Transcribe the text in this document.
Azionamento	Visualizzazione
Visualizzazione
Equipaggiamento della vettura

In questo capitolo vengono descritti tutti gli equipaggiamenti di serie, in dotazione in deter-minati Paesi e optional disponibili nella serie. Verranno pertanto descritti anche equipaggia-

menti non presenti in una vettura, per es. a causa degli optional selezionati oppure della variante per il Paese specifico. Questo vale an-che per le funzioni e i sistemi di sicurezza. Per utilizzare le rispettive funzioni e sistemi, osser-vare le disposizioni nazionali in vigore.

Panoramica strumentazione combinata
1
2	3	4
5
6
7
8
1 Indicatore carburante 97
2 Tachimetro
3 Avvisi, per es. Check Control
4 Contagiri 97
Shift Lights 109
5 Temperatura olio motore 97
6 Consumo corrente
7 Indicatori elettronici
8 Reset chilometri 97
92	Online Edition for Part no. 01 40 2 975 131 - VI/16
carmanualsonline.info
======
All of the entries should be written out again exactly.

Transcribe the text in this document.
Azionamento	Visualizzazione
Visualizzazione
Equipaggiamento della vettura

In questo capitolo vengono descritti tutti gli equipaggiamenti di serie, in dotazione in deter-minati Paesi e optional disponibili nella serie. Verranno pertanto descritti anche equipaggia-

menti non presenti in una vettura, per es. a causa degli optional selezionati oppure della variante per il Paese specifico. Questo vale an-che per le funzioni e i sistemi di sicurezza. Per utilizzare le rispettive funzioni e sistemi, osser-vare le disposizioni nazionali in vigore.

Panoramica strumentazione combinata
1
2	3	4
5
6
7
8
1 Indicatore carburante 97
2 Tachimetro
3 Avvisi, per es. Check Control
4 Contagiri 97
Shift Lights 109
5 Temperatura olio motore 97
6 Consumo corrente
7 Indicatori elettronici
8 Reset chilometri 97
92	Online Edition for Part no. 01 40 2 975 131 - VI/16
carmanualsonline.info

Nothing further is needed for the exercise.